> PROBLEM: Write the number of lines holding the word "text", and nothing else.

> DATA FOR THIS EXERCISE:
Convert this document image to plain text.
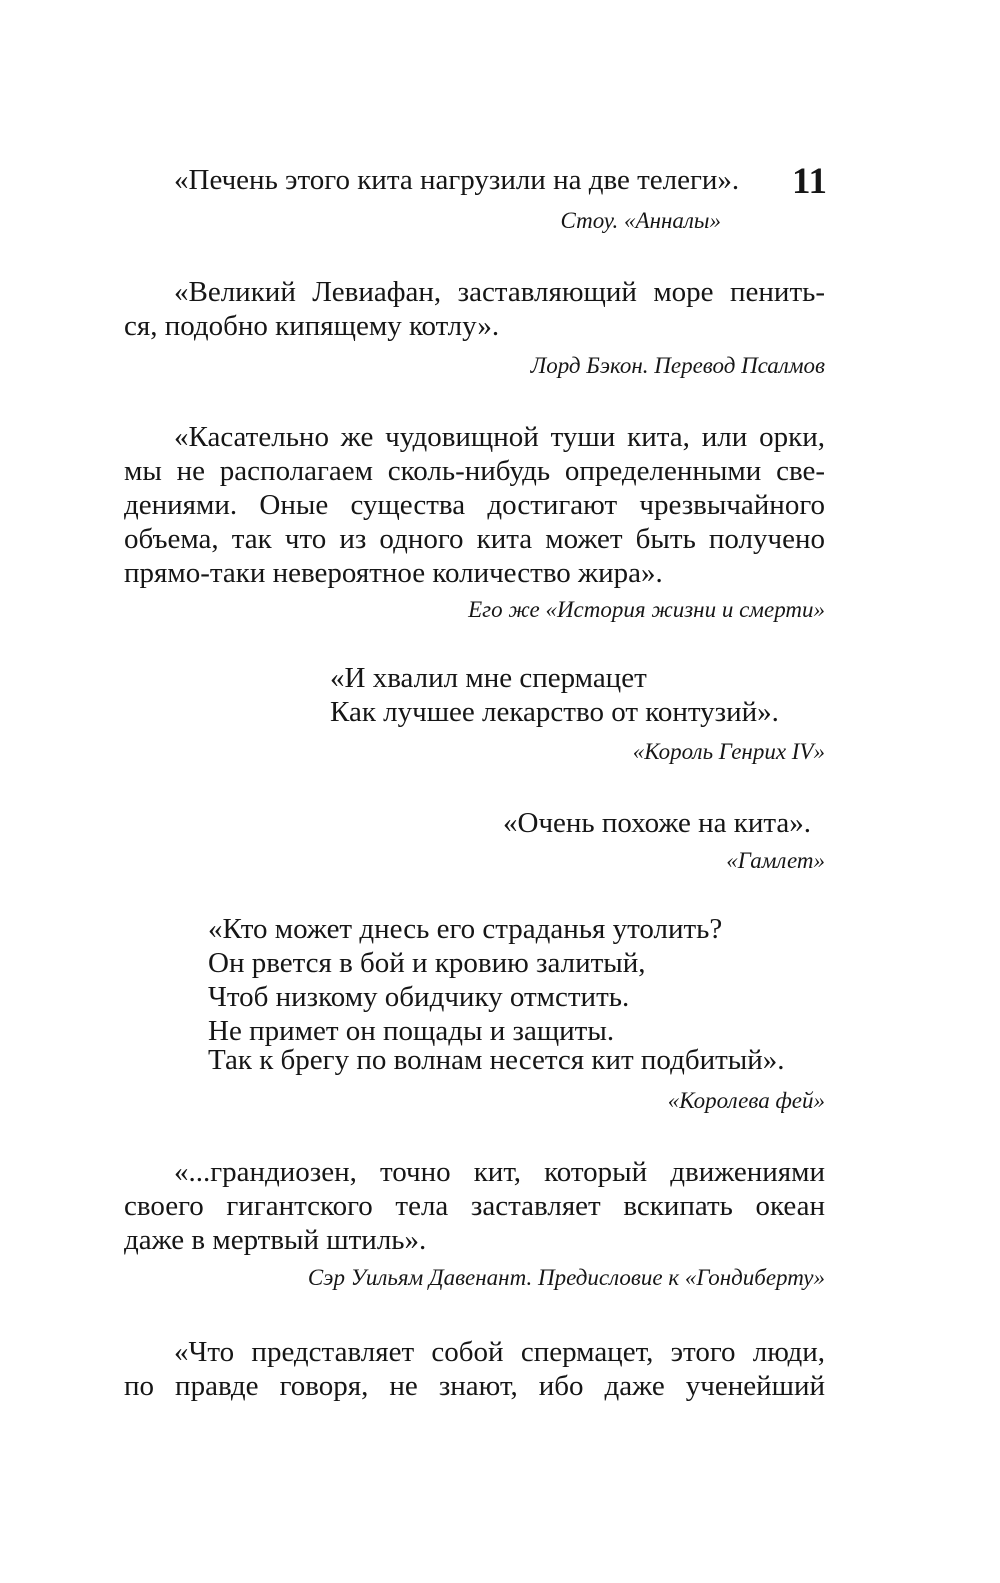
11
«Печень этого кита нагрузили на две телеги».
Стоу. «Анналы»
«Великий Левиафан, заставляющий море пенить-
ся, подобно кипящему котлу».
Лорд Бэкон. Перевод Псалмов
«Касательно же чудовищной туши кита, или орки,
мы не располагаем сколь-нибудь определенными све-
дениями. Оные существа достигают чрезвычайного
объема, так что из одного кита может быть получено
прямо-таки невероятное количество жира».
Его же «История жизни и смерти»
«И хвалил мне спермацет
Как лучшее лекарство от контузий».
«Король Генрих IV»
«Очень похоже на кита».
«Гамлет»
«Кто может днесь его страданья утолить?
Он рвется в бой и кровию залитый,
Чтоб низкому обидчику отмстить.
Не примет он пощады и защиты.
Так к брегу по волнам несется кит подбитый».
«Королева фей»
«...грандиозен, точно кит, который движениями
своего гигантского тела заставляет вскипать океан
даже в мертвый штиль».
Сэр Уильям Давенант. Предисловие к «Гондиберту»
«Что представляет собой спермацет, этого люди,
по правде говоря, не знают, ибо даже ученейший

...

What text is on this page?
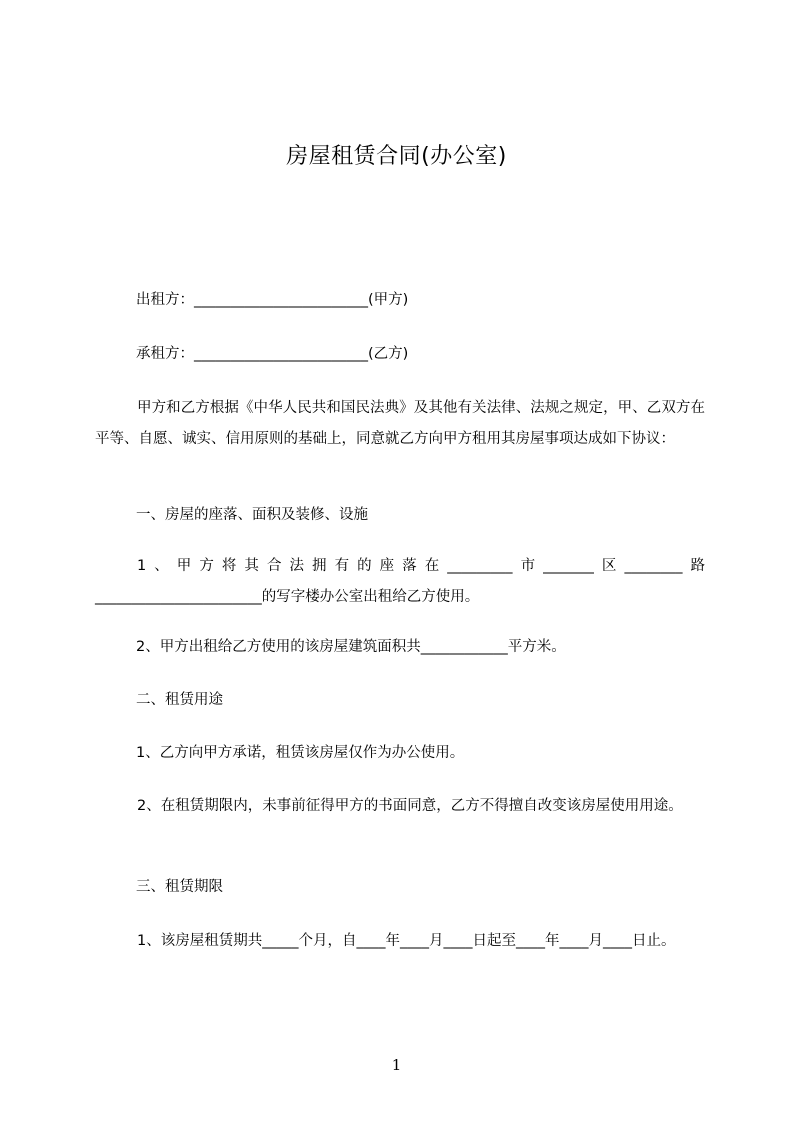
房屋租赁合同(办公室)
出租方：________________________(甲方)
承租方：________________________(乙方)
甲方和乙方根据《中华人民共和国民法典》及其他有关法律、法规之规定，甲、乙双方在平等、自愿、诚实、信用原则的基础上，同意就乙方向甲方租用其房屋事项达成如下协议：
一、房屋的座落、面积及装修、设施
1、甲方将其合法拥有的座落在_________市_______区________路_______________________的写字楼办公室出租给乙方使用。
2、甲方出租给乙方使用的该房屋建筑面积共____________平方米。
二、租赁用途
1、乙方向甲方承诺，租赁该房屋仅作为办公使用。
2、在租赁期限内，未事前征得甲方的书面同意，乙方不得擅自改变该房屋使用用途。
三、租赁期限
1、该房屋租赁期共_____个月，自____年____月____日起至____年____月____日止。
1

> OUTPUT: 2